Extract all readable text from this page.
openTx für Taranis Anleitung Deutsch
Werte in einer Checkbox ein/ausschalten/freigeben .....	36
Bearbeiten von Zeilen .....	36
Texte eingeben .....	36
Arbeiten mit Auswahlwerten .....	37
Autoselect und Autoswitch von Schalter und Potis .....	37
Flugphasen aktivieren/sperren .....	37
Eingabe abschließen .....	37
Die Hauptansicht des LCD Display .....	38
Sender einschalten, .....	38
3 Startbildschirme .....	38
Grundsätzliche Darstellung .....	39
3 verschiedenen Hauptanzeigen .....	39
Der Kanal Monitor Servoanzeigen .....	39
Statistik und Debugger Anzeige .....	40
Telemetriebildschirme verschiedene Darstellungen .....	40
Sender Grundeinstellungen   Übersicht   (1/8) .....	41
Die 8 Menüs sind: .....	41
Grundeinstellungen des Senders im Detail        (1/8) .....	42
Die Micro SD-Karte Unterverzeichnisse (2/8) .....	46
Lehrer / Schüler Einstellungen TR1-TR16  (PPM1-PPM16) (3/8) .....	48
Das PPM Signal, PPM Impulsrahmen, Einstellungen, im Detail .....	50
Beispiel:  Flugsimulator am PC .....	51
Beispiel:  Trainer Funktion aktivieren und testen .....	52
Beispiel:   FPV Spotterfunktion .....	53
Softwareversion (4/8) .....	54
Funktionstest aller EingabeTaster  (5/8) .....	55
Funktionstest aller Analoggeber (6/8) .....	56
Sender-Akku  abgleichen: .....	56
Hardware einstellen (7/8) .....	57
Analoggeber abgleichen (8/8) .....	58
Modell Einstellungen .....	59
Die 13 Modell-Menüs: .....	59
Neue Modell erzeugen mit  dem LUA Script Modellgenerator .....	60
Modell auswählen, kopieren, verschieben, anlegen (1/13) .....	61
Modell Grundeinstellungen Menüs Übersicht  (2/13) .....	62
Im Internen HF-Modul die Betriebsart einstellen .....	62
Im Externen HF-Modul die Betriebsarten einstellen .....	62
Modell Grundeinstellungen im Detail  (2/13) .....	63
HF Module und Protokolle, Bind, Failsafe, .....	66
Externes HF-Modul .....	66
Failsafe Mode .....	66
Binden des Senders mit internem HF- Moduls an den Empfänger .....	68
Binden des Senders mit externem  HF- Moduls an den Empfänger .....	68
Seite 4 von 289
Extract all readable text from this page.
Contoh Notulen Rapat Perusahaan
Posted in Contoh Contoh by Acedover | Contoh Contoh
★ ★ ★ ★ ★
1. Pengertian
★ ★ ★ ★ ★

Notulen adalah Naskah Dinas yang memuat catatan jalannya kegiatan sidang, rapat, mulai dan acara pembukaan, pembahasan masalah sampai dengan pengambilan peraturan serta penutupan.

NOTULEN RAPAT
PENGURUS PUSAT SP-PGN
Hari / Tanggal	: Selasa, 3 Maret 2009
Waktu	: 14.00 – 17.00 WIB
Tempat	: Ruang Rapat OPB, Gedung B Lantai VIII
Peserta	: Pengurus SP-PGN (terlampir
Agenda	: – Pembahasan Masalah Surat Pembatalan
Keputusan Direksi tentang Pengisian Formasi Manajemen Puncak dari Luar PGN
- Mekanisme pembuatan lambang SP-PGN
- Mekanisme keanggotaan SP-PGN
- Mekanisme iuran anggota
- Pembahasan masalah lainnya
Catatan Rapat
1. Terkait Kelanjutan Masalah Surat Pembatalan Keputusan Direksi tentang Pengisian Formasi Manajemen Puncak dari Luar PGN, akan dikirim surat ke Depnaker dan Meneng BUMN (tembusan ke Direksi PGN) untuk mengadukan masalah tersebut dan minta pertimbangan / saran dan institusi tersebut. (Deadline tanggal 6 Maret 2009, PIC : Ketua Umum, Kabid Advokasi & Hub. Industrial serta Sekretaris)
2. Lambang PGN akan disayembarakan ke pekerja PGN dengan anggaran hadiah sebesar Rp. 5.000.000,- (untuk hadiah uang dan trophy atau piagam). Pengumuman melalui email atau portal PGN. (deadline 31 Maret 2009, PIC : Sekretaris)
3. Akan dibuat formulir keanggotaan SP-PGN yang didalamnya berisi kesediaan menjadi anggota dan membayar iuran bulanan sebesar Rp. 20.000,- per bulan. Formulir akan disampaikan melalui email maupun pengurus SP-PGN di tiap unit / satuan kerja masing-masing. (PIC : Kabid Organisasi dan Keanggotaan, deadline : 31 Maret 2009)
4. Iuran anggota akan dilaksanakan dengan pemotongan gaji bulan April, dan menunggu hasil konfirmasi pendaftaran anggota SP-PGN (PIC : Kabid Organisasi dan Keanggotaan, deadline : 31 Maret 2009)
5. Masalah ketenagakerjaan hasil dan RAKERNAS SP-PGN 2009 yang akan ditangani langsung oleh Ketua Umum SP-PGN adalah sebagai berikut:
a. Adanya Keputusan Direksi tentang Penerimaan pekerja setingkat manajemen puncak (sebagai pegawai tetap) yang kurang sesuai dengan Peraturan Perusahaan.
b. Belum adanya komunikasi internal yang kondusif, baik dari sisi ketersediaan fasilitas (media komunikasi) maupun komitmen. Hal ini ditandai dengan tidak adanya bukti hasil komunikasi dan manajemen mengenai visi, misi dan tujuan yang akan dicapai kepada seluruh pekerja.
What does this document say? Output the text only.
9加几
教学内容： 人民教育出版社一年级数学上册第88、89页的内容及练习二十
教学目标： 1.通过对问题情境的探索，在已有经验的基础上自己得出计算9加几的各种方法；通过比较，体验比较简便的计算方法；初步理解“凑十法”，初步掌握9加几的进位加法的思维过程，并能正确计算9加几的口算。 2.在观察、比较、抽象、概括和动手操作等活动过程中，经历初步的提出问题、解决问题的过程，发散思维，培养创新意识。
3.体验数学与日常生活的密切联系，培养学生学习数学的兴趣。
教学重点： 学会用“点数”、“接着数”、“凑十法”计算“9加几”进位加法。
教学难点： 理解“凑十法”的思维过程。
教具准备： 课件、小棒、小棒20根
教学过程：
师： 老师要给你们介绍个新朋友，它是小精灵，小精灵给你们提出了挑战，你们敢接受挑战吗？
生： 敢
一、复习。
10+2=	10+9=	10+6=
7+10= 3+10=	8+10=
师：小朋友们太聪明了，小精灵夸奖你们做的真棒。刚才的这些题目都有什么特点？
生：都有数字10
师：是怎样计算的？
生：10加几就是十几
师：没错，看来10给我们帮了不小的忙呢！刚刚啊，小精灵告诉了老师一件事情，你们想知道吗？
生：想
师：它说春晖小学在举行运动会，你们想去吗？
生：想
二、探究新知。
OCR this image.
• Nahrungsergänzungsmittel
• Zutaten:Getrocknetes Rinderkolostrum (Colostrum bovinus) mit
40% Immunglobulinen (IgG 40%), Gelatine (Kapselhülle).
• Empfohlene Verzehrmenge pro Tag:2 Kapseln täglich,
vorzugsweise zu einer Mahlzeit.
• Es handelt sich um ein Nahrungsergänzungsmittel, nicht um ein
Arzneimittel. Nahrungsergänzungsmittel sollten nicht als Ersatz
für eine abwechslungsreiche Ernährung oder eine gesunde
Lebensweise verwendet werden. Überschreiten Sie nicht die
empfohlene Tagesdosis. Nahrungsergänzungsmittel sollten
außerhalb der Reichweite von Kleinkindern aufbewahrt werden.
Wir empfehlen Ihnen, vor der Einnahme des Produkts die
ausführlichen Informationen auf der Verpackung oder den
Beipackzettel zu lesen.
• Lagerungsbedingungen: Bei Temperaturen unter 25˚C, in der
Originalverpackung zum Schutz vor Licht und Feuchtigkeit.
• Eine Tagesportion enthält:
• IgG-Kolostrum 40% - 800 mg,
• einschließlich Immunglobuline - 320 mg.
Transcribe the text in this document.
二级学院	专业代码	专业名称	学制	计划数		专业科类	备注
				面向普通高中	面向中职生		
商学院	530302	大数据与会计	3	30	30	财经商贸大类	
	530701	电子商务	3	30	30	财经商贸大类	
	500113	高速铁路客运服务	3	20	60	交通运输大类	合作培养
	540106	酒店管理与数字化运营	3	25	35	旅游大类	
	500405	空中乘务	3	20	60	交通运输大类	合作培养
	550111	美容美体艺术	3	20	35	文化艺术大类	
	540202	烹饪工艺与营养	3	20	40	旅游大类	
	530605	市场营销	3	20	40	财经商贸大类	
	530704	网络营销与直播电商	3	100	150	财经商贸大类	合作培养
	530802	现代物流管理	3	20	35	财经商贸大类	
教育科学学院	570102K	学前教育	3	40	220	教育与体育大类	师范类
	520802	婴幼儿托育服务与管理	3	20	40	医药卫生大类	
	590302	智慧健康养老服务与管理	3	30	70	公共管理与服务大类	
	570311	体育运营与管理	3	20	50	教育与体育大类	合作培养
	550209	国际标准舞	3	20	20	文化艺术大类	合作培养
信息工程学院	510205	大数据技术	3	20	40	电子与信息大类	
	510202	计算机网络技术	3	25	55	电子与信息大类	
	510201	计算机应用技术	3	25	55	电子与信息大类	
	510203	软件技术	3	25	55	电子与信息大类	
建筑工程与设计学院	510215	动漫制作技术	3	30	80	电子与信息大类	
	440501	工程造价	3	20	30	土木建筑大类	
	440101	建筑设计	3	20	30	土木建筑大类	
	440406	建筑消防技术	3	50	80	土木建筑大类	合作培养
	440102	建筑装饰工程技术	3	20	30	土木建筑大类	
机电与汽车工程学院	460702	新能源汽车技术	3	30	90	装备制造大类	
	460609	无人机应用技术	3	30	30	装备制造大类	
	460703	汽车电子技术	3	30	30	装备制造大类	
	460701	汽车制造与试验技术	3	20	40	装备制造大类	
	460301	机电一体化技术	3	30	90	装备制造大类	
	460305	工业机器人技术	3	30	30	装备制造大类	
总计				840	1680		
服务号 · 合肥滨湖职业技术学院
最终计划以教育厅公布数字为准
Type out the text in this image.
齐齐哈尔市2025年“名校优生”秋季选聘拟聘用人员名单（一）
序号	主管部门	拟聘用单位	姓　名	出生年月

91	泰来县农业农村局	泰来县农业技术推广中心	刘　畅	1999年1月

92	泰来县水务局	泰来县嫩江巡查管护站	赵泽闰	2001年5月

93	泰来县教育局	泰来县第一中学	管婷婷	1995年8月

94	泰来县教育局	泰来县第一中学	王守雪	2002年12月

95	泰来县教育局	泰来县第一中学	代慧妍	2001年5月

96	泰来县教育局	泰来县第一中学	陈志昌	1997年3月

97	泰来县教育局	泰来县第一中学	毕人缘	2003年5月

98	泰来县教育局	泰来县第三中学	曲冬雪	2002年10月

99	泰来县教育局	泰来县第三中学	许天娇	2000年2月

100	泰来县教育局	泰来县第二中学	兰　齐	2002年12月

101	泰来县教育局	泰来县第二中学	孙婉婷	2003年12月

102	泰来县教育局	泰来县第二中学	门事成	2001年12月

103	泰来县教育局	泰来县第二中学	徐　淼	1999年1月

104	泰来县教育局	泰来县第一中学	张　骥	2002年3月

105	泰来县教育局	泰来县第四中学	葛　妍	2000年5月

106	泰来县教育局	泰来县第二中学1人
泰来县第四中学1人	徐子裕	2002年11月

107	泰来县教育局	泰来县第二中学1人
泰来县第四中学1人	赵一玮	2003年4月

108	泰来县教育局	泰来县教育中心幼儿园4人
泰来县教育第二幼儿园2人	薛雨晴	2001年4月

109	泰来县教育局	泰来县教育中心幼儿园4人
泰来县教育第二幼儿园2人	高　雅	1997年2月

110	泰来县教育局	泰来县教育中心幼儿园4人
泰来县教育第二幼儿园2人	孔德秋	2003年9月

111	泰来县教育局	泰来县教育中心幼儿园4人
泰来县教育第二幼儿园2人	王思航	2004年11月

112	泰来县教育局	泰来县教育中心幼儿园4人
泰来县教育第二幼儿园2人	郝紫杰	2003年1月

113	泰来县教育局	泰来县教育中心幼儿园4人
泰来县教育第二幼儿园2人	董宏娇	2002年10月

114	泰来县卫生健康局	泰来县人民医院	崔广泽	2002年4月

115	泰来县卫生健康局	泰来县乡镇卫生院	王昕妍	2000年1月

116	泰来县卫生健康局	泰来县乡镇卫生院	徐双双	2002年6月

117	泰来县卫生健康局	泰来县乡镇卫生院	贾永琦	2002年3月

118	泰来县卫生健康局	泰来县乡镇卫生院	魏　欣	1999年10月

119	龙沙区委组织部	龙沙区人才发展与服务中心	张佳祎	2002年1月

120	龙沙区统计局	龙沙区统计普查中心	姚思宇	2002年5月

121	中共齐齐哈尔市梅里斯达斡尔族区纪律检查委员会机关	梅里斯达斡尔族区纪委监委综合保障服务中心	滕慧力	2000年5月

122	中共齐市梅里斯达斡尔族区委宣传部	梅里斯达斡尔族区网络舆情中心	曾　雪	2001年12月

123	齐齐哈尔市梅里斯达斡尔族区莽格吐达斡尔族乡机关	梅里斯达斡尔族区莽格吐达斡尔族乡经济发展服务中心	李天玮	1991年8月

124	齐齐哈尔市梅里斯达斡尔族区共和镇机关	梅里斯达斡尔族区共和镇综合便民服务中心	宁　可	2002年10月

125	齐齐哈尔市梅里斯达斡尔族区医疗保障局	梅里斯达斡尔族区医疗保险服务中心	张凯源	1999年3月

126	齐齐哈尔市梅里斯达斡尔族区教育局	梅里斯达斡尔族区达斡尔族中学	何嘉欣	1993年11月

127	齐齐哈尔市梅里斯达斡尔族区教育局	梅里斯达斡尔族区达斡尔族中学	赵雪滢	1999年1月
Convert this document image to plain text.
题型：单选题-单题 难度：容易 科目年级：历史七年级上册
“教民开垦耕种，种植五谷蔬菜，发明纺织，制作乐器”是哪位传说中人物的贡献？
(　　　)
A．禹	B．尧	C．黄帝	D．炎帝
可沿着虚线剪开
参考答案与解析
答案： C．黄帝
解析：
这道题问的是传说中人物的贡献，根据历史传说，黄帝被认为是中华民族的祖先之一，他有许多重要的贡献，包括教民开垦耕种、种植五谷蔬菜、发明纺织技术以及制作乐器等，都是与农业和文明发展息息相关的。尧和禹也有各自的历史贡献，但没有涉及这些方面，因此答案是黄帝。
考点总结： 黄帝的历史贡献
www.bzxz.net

§ **Goal**:
Using the data above, copy each line that contains "aktivieren".

§ **Exercise output**:
Flugphasen aktivieren/sperren .....	37
Beispiel:  Trainer Funktion aktivieren und testen .....	52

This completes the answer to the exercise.